START

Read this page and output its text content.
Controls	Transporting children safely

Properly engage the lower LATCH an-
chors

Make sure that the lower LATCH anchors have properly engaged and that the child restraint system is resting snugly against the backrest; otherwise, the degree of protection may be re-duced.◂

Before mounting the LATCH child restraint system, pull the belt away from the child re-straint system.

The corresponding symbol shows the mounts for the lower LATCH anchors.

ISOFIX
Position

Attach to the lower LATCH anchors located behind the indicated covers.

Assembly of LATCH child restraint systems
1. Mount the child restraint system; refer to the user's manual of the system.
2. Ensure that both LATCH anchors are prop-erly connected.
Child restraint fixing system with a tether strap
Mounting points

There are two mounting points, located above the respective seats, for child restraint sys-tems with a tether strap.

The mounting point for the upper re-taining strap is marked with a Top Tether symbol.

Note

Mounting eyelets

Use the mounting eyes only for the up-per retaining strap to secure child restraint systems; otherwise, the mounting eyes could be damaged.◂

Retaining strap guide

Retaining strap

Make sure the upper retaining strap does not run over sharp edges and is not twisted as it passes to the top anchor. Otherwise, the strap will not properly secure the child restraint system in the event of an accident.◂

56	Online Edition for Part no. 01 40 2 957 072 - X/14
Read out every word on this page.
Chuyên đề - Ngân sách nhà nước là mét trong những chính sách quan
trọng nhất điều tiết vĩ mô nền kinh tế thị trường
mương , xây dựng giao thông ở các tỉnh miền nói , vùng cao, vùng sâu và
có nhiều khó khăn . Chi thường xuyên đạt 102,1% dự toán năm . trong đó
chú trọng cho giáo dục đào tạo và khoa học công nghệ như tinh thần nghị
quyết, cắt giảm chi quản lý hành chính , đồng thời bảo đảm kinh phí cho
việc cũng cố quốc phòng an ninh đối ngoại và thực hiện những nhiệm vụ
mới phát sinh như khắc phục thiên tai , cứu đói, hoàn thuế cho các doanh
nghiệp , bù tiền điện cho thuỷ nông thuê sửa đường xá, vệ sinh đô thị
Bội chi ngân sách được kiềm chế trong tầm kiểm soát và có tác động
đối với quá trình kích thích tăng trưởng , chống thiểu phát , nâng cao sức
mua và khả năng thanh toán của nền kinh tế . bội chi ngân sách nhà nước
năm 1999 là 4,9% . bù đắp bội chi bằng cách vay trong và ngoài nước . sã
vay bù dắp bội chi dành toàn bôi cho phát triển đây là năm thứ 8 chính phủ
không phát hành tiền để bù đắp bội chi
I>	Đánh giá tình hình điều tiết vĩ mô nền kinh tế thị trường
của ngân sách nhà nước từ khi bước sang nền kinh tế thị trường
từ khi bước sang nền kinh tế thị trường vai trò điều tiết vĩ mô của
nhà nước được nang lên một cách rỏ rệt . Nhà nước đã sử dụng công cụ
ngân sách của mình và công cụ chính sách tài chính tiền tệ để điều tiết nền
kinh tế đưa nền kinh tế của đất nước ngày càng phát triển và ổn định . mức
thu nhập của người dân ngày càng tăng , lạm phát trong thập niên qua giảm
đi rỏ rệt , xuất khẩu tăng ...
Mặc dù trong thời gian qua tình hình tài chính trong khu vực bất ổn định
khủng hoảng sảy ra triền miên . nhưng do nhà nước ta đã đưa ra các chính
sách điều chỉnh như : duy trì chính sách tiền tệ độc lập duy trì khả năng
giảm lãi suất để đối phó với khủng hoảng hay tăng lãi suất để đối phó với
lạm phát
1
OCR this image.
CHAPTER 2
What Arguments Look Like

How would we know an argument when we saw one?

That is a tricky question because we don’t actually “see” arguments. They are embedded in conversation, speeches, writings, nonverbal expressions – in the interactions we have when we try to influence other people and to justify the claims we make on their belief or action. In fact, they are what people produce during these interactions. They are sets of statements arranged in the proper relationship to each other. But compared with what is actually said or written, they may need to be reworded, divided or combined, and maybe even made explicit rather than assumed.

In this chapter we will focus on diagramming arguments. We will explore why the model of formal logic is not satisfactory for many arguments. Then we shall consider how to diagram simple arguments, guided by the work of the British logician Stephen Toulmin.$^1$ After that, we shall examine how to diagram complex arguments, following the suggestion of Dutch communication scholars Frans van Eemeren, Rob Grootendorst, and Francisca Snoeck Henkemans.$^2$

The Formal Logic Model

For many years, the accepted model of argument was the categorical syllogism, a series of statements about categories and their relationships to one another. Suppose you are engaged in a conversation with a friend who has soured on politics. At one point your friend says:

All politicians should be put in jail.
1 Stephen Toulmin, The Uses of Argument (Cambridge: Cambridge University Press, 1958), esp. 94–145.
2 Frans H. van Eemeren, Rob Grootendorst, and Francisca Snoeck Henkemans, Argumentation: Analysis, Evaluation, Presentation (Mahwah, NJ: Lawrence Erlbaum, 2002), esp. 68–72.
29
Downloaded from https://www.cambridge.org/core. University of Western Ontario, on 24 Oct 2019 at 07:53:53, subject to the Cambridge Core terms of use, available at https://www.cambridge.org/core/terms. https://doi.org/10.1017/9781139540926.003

END

Exercise brief: Check each line of the data above for the string "càng", then report how many lines have it, with no other words.

Full solution: 2